§ **Source material**:
--- --- ---

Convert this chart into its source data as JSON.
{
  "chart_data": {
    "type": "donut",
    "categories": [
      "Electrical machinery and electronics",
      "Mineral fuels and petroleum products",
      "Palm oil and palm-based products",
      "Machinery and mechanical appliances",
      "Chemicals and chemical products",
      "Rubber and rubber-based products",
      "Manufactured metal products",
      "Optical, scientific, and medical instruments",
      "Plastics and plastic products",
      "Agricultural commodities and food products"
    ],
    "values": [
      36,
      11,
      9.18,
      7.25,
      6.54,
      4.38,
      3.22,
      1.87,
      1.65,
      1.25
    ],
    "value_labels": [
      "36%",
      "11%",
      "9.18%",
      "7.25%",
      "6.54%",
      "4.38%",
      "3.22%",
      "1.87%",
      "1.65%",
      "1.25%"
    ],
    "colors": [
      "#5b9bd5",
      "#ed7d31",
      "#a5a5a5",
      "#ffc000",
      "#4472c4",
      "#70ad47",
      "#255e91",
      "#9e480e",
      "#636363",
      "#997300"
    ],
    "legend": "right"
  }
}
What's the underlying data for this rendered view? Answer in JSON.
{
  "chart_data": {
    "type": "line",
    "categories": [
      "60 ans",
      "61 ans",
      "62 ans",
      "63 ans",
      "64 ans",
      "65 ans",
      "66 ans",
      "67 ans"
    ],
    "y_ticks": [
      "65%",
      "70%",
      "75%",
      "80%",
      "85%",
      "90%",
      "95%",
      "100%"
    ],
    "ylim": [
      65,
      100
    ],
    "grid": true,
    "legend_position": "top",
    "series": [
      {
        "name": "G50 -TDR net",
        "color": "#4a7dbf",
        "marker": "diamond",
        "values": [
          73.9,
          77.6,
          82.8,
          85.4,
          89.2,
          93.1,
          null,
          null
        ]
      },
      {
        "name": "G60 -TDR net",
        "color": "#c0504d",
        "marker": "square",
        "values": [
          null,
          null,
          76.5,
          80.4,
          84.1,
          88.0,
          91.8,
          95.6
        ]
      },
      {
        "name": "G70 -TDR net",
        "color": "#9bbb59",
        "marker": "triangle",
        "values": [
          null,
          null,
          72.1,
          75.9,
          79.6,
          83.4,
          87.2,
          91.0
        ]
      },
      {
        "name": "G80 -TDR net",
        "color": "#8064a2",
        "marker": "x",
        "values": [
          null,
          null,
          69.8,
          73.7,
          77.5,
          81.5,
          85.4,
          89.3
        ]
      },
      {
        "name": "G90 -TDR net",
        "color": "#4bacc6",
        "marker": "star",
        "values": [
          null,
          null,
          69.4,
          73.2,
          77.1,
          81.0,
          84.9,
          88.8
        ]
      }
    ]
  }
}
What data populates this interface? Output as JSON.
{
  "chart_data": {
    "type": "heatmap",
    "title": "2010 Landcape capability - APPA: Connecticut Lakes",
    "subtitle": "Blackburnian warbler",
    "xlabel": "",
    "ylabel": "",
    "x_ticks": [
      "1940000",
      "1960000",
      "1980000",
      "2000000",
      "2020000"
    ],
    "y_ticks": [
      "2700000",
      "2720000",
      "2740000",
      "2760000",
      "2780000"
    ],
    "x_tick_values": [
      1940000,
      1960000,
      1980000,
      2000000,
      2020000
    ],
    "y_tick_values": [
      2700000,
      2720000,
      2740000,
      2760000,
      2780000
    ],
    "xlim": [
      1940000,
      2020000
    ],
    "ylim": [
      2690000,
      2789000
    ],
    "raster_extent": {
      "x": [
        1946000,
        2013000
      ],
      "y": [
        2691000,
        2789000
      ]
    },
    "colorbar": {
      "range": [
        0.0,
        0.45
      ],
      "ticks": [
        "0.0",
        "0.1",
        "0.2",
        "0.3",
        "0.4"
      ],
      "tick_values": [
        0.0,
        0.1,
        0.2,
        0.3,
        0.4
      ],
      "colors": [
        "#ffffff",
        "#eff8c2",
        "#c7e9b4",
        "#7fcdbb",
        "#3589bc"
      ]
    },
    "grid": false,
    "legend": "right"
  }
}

--- --- ---

§ **Given request**:
Give only the count of lines in which the string "name" appears.

§ **Response to this task**:
5